[Fragmento de texto]
⁂
04 diciembre 2025

FRENAR LA DESESPERANZA, por José Luis Sánchez-Tosal Pérez

FRENAR LA DESESPERANZA, por José Luis Sánchez-Tosal Pérez - Ateneo Virtual Mirobrigense – Ciudad Rodrigo

José Luis Sánchez-Tosal Pérez
FRENAR LA DESESPERANZA, por José Luis Sánchez-Tosal Pérez

    No se puede decir que en estos últimos tiempos no exista movimiento político. Una cosa es la clase de movimiento que existe, que es el de estar todos contra todos, y pendientes de salvarse todos como grupo, y cada uno por sí. Y otra, el que todo esto deje espacio para tener un mínimo de tiempo para ocuparse de lo que les corresponde, que son los problemas sociales comunes.

    Es humano que todos nos defendamos y procuremos salvar y conservar aquello que nos proporciona el modus vivendi. ¿Pero se imaginan si todos en nuestros trabajos, la mayor parte del tiempo, transcurriera en luchas entre las plantillas de la empresa con el fin de obtener los puestos más relevantes? Eso sería un caos imposible, que es lo que ahora tenemos montado en el mundo político.

    Las causas de esto no siempre son consecuencia de los comportamientos de los políticos, sino de circunstancias externas que los fuerzan a llevar esas formas de actuar. Otros, las traen por sí mismos, pero sea por lo que sea, tienen que lograr dejar espacio para debatir la cosas públicas. Es decir, para ocuparse de aquellos problemas sociales que están asfixiando a las personas, sobre todo a los jóvenes, que no ven futuro porque tienen puestos inestables, sueldos de mierda y ninguna esperanza de alcanzar una vivienda, cosa que debería ser un derecho y no una pieza clave del mercado. Todo esto da lugar a la tormenta perfecta para que abandonen el sistema que los ha abandonado a ellos, la democracia.
⁂
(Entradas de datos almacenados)
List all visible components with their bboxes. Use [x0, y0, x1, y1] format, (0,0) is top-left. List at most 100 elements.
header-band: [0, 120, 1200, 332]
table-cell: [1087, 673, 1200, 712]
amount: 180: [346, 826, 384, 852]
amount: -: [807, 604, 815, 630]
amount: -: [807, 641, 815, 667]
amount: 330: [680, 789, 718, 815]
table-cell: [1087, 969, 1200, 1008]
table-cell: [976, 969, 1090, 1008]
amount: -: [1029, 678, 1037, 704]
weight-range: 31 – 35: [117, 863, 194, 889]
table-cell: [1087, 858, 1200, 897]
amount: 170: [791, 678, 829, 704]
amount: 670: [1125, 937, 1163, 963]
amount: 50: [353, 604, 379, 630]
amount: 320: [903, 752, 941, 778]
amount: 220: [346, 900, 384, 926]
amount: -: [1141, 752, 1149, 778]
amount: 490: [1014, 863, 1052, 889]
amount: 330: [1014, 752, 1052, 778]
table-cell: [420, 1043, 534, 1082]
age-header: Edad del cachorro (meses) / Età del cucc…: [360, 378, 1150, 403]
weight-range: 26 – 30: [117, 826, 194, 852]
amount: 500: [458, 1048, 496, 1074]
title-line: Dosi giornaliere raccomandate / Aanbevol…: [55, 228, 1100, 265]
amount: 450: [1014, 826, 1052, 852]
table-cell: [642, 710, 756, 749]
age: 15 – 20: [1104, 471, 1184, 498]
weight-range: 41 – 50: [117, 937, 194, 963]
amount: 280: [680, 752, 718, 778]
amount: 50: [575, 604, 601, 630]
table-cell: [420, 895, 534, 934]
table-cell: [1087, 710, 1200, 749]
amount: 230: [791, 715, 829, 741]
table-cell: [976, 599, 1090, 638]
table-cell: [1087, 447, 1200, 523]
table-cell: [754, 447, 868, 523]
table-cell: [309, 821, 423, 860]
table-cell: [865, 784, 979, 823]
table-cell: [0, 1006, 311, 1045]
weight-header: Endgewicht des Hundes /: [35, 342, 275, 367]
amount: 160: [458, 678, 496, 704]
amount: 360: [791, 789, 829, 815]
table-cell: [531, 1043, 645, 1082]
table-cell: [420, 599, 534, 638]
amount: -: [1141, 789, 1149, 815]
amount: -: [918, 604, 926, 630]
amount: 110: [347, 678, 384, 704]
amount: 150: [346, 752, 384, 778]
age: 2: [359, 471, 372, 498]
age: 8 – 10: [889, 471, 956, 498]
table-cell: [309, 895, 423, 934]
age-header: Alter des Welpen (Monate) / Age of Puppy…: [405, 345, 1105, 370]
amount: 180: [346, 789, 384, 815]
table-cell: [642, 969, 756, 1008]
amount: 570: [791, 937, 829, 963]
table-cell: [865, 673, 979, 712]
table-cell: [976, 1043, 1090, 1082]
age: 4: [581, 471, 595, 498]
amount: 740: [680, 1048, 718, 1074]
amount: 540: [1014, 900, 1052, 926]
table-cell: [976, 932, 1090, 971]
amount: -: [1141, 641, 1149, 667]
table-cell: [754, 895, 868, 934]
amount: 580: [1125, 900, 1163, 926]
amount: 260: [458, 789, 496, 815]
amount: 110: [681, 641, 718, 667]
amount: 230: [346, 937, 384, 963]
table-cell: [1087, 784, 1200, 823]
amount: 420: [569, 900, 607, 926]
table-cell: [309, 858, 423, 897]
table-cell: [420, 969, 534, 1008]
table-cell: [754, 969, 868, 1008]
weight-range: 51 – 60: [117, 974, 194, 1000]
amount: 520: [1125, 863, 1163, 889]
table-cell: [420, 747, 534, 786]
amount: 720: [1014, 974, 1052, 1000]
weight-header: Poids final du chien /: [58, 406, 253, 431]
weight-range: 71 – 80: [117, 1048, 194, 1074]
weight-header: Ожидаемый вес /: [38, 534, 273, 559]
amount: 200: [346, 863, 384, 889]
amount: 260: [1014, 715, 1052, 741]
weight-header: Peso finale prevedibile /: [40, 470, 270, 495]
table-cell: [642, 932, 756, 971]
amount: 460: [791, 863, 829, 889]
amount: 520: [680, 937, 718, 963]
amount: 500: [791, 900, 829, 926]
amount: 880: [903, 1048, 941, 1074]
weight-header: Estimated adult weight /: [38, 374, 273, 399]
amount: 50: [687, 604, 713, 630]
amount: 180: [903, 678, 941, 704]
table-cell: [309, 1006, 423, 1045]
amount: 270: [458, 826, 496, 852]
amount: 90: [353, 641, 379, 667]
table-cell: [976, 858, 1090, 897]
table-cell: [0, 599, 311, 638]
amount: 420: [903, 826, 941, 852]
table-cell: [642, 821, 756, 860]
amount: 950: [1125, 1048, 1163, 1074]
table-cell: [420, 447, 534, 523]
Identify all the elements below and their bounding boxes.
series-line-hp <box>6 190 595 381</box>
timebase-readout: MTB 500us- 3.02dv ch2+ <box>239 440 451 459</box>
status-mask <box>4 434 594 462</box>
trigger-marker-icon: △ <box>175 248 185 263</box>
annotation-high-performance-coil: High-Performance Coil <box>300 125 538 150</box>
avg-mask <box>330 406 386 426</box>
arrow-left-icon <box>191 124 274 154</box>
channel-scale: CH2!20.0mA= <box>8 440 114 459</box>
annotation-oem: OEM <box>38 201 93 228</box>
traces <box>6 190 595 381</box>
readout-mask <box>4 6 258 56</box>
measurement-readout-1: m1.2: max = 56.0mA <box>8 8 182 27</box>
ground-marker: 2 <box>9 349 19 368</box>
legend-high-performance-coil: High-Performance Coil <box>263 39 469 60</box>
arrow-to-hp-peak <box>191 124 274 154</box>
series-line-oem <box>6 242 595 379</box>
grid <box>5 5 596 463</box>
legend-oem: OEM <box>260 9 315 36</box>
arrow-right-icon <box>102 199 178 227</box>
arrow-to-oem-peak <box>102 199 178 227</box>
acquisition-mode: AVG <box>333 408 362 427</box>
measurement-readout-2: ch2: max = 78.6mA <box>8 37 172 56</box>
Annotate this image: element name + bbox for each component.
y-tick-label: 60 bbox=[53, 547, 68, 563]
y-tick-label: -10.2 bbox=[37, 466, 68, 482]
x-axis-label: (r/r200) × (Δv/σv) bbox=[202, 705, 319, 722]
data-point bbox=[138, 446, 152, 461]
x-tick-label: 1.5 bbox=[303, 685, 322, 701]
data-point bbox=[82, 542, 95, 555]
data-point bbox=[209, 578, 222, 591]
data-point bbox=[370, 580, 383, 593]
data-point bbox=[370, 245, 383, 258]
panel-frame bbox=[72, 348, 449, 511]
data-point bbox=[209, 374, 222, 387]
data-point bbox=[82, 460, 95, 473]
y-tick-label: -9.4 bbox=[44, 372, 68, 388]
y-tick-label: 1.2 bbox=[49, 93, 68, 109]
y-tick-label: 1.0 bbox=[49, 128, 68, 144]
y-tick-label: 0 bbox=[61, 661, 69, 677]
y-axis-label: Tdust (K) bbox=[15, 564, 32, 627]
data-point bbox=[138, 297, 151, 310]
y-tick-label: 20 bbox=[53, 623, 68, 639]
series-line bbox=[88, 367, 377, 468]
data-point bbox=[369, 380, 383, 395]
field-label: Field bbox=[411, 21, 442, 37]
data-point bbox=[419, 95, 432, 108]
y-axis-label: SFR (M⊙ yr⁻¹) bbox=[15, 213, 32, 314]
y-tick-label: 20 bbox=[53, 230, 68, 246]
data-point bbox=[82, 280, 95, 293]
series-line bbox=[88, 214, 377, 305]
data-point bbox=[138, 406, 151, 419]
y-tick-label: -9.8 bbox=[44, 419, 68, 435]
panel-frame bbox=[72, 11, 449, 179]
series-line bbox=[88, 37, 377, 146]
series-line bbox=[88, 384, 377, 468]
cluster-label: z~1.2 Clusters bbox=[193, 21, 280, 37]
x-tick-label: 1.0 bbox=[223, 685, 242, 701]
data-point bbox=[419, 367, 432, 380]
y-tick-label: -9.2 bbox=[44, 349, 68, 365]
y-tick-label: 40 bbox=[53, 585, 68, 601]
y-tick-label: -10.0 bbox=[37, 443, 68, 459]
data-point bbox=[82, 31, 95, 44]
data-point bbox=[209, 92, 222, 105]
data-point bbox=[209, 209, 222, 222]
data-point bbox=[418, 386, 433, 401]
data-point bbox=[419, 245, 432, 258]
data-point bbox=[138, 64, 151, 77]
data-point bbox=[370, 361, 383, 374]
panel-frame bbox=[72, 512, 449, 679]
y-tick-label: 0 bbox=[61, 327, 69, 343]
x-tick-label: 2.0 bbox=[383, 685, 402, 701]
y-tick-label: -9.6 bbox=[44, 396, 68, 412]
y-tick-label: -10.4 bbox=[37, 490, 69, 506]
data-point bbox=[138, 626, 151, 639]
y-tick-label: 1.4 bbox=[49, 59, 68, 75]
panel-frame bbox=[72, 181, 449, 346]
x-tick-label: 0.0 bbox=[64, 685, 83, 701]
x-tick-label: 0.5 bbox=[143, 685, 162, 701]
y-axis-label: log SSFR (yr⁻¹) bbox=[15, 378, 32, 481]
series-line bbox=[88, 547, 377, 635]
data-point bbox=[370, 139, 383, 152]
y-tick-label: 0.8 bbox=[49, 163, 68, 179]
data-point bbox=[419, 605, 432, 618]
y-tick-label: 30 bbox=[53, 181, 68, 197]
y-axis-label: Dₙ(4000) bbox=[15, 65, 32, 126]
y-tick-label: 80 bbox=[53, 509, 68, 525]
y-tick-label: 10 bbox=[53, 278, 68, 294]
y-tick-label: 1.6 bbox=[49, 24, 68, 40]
⁂
[Tarea solicitada 1]
Según el artículo sobre la desesperanza, ¿qué debería ser un derecho y no una pieza clave del mercado?
[Tarea solicitada 2]
Devuelva literalmente el pasaje del artículo sobre la desesperanza que va desde "Es humano que" hasta "el mundo político.".
[Tarea solicitada 3]
Prosiga el artículo sobre la desesperanza a partir de su última oración.

[Respuesta escrita 1]
La vivienda.

[Respuesta escrita 2]
Es humano que todos nos defendamos y procuremos salvar y conservar aquello que nos proporciona el modus vivendi. ¿Pero se imaginan si todos en nuestros trabajos, la mayor parte del tiempo, transcurriera en luchas entre las plantillas de la empresa con el fin de obtener los puestos más relevantes? Eso sería un caos imposible, que es lo que ahora tenemos montado en el mundo político.

[Respuesta escrita 3]
    Esta situación... ¿Es cosa de ellos, o pasa porque estamos en manos del capital? El cual campa a sus anchas por todo el globo terráqueo, y que aquí en nuestra España, se esponja con tanta facilidad, como para arruinar la esperanza de futuro a los jóvenes, que desde su desesperanza, cada día se nos suicidan más, siendo el suicidio ya, el primer motivo de muerte entre ellos.

    Y todo esto, en un país que es el que más crece económicamente en Europa, pero que a la vez, es en el que más desigualdades socioeconómicas padecemos. O esto se encara y se trata de poner una solución, o el futuro de nuestros hijos y nuestros nietos, no existirá.

    ¿Van a tener tiempo para intentar buscar medidas para encararse a las fuerzas económicas que lo provocan o van a estar solo preocupados de sus problemas? Esta es la pregunta que nos hacemos todos y a la que es urgente que le encontremos una respuesta práctica que sirva para frenar la desesperanza de los jóvenes.